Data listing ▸
____________________

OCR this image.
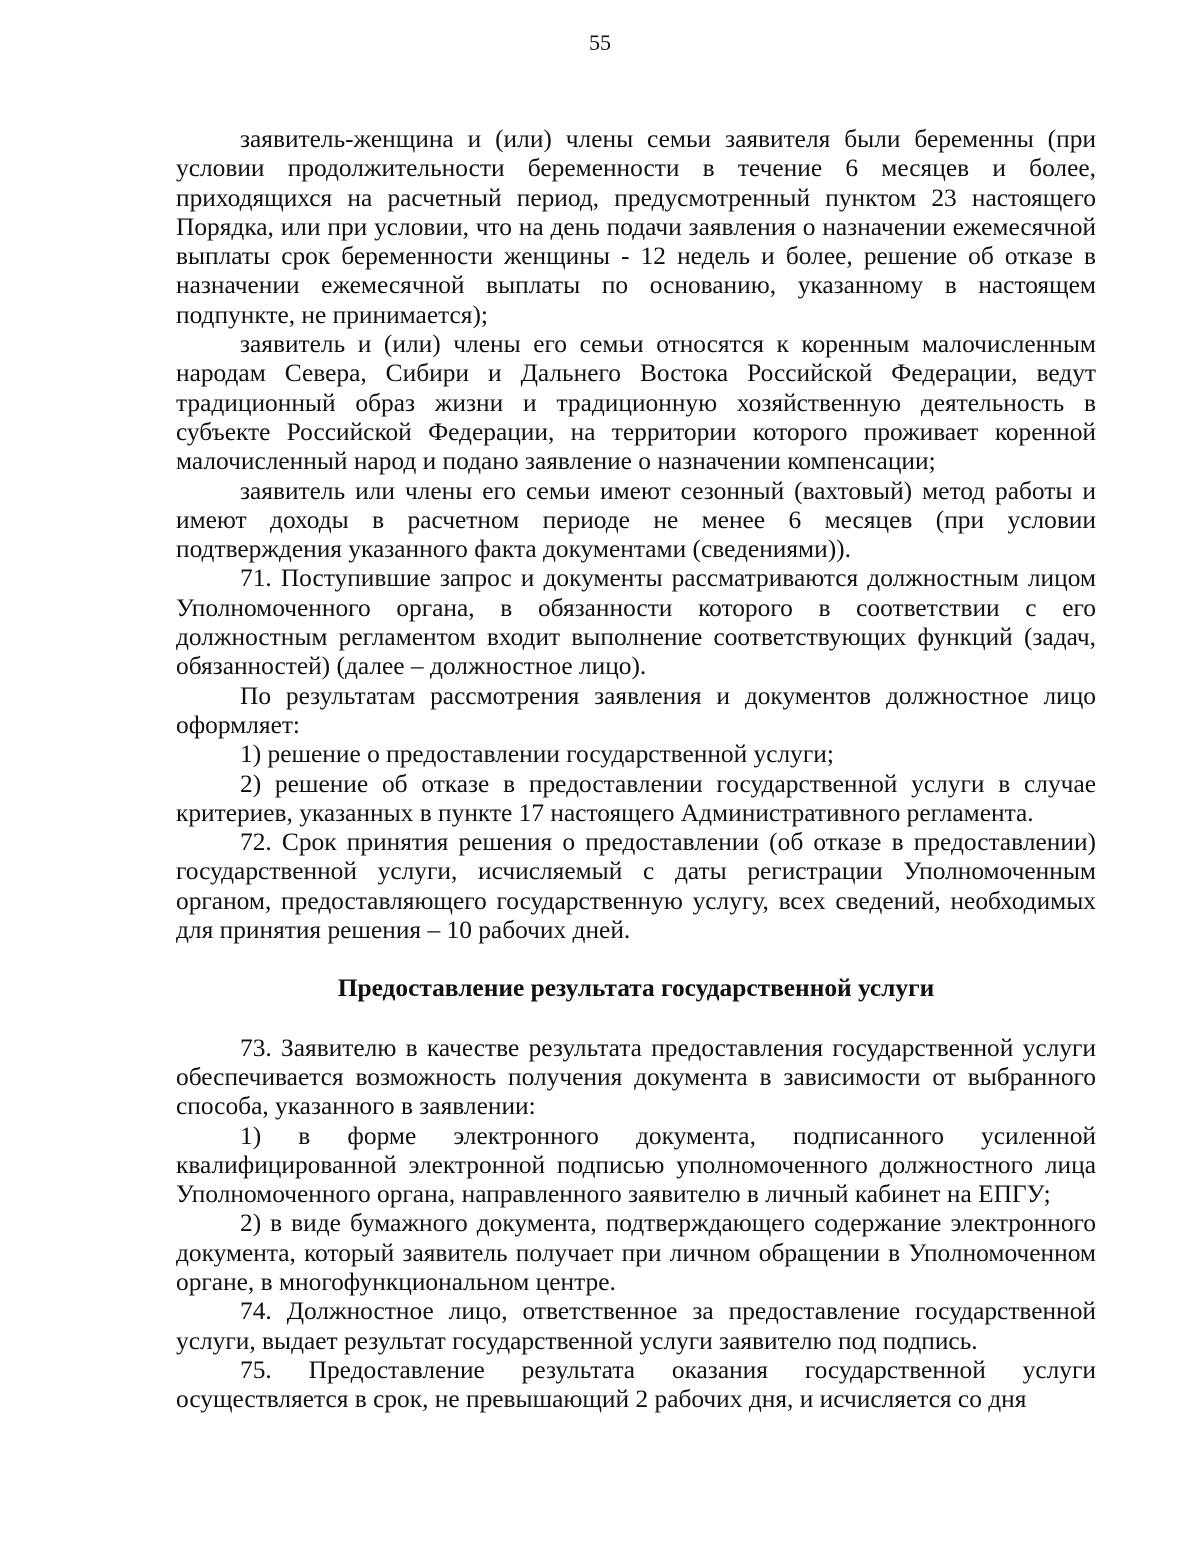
55

заявитель-женщина и (или) члены семьи заявителя были беременны (при условии продолжительности беременности в течение 6 месяцев и более, приходящихся на расчетный период, предусмотренный пунктом 23 настоящего Порядка, или при условии, что на день подачи заявления о назначении ежемесячной выплаты срок беременности женщины - 12 недель и более, решение об отказе в назначении ежемесячной выплаты по основанию, указанному в настоящем подпункте, не принимается);

заявитель и (или) члены его семьи относятся к коренным малочисленным народам Севера, Сибири и Дальнего Востока Российской Федерации, ведут традиционный образ жизни и традиционную хозяйственную деятельность в субъекте Российской Федерации, на территории которого проживает коренной малочисленный народ и подано заявление о назначении компенсации;

заявитель или члены его семьи имеют сезонный (вахтовый) метод работы и имеют доходы в расчетном периоде не менее 6 месяцев (при условии подтверждения указанного факта документами (сведениями)).

71. Поступившие запрос и документы рассматриваются должностным лицом Уполномоченного органа, в обязанности которого в соответствии с его должностным регламентом входит выполнение соответствующих функций (задач, обязанностей) (далее – должностное лицо).

По результатам рассмотрения заявления и документов должностное лицо оформляет:

1) решение о предоставлении государственной услуги;

2) решение об отказе в предоставлении государственной услуги в случае критериев, указанных в пункте 17 настоящего Административного регламента.

72. Срок принятия решения о предоставлении (об отказе в предоставлении) государственной услуги, исчисляемый с даты регистрации Уполномоченным органом, предоставляющего государственную услугу, всех сведений, необходимых для принятия решения – 10 рабочих дней.

Предоставление результата государственной услуги

73. Заявителю в качестве результата предоставления государственной услуги обеспечивается возможность получения документа в зависимости от выбранного способа, указанного в заявлении:

1) в форме электронного документа, подписанного усиленной квалифицированной электронной подписью уполномоченного должностного лица Уполномоченного органа, направленного заявителю в личный кабинет на ЕПГУ;

2) в виде бумажного документа, подтверждающего содержание электронного документа, который заявитель получает при личном обращении в Уполномоченном органе, в многофункциональном центре.

74. Должностное лицо, ответственное за предоставление государственной услуги, выдает результат государственной услуги заявителю под подпись.

75. Предоставление результата оказания государственной услуги осуществляется в срок, не превышающий 2 рабочих дня, и исчисляется со дня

____________________

WHAT TO WORK ON ▸ Look for "электронного" and pull out every line that has it.

RESULT OF THIS TASK ▸
1) в форме электронного документа, подписанного усиленной квалифицированной электронной подписью уполномоченного должностного лица Уполномоченного органа, направленного заявителю в личный кабинет на ЕПГУ;
2) в виде бумажного документа, подтверждающего содержание электронного документа, который заявитель получает при личном обращении в Уполномоченном органе, в многофункциональном центре.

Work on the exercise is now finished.